Which lines of the records contain "GBPAUD"? Collect every one of them.
══ Given records ══
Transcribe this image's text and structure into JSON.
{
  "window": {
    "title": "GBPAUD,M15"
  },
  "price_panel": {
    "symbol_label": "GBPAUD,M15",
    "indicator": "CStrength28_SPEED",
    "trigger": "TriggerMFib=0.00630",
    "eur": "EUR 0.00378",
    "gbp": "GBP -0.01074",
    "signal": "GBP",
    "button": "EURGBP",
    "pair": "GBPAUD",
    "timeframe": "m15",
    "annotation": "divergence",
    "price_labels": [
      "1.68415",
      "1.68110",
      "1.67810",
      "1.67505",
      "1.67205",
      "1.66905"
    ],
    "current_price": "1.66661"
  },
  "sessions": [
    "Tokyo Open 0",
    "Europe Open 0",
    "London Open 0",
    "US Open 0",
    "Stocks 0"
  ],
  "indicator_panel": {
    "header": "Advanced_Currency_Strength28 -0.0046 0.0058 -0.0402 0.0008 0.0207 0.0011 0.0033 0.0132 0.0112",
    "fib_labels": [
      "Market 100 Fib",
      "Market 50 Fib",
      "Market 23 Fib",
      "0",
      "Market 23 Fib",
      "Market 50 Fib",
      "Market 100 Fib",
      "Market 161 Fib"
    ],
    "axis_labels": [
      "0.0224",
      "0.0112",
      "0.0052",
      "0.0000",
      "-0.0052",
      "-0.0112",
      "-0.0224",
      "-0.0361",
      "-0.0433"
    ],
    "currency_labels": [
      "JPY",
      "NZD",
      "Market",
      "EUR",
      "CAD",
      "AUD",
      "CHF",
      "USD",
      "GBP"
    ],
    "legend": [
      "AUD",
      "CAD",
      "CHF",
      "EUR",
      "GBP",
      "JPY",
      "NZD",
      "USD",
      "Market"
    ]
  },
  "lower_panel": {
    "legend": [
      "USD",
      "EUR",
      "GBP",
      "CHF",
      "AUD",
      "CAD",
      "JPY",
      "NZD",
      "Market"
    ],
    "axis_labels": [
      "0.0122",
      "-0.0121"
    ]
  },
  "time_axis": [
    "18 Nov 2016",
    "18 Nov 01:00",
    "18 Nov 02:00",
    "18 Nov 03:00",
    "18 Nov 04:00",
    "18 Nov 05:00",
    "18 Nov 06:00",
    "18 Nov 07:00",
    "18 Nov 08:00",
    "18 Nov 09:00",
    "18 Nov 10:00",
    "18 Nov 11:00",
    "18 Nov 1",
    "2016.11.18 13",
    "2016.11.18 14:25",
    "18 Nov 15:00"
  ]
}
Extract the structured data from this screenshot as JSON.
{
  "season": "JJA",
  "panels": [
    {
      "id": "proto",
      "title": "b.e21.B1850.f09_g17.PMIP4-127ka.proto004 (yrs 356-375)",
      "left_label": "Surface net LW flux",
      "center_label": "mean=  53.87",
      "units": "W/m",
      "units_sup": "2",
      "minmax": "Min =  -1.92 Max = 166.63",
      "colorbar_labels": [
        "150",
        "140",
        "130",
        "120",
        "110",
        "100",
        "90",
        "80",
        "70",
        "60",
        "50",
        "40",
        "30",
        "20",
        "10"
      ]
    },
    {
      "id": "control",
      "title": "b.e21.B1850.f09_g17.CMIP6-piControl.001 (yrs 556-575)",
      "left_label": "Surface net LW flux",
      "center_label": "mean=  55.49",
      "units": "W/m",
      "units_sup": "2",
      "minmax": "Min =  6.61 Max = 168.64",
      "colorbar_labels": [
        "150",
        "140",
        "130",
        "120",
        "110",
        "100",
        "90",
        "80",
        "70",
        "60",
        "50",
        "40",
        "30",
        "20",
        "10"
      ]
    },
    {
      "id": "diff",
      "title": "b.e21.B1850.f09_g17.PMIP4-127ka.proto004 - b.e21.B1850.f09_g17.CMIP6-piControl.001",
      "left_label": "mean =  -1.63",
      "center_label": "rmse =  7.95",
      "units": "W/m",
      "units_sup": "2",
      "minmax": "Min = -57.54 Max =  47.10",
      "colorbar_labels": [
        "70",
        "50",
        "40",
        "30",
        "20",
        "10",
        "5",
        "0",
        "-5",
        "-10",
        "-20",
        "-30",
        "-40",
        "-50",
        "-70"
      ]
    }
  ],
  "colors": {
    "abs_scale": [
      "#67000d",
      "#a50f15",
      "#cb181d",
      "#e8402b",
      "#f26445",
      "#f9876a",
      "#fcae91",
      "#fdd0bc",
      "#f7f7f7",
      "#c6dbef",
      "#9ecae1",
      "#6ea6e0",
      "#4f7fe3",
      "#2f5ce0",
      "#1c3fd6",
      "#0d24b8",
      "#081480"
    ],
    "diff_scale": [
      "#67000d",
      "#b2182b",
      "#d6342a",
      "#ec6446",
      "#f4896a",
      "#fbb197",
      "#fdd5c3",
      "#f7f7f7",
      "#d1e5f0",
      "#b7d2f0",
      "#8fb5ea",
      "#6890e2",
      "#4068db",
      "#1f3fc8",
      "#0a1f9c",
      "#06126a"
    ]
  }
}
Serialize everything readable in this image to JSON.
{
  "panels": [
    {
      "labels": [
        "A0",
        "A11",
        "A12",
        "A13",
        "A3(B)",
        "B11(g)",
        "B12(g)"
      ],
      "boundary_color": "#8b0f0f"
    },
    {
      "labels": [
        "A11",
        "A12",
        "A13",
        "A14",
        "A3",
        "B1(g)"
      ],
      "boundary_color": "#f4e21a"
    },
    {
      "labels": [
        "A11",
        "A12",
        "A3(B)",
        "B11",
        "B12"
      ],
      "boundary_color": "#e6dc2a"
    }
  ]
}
═══
## Reply to the exercise
    "title": "GBPAUD,M15"
    "symbol_label": "GBPAUD,M15",
    "pair": "GBPAUD",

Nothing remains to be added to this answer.